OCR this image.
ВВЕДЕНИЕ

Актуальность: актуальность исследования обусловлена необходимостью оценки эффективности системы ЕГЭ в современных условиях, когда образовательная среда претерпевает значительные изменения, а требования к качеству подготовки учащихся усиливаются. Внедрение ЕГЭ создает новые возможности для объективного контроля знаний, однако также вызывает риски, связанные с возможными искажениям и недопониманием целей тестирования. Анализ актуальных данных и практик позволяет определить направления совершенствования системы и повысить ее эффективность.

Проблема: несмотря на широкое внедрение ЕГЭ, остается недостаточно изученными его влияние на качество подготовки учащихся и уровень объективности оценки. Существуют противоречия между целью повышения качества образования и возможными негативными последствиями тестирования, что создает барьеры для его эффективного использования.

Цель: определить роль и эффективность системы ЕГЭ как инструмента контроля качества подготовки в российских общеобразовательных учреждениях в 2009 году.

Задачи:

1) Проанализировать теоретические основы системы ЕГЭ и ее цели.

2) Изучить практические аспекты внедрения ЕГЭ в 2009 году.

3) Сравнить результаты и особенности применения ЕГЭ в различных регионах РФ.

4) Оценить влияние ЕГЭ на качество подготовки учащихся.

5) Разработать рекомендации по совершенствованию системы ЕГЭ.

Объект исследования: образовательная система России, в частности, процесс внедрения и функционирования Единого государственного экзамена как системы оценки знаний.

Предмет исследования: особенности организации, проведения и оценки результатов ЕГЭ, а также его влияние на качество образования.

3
◇ ◇ ◇ ◇ ◇ ◇ ◇
Work to do – Produce an exact copy of every entry above.

Result of this task –
OCR this image.
ВВЕДЕНИЕ

Актуальность: актуальность исследования обусловлена необходимостью оценки эффективности системы ЕГЭ в современных условиях, когда образовательная среда претерпевает значительные изменения, а требования к качеству подготовки учащихся усиливаются. Внедрение ЕГЭ создает новые возможности для объективного контроля знаний, однако также вызывает риски, связанные с возможными искажениям и недопониманием целей тестирования. Анализ актуальных данных и практик позволяет определить направления совершенствования системы и повысить ее эффективность.

Проблема: несмотря на широкое внедрение ЕГЭ, остается недостаточно изученными его влияние на качество подготовки учащихся и уровень объективности оценки. Существуют противоречия между целью повышения качества образования и возможными негативными последствиями тестирования, что создает барьеры для его эффективного использования.

Цель: определить роль и эффективность системы ЕГЭ как инструмента контроля качества подготовки в российских общеобразовательных учреждениях в 2009 году.

Задачи:

1) Проанализировать теоретические основы системы ЕГЭ и ее цели.

2) Изучить практические аспекты внедрения ЕГЭ в 2009 году.

3) Сравнить результаты и особенности применения ЕГЭ в различных регионах РФ.

4) Оценить влияние ЕГЭ на качество подготовки учащихся.

5) Разработать рекомендации по совершенствованию системы ЕГЭ.

Объект исследования: образовательная система России, в частности, процесс внедрения и функционирования Единого государственного экзамена как системы оценки знаний.

Предмет исследования: особенности организации, проведения и оценки результатов ЕГЭ, а также его влияние на качество образования.

3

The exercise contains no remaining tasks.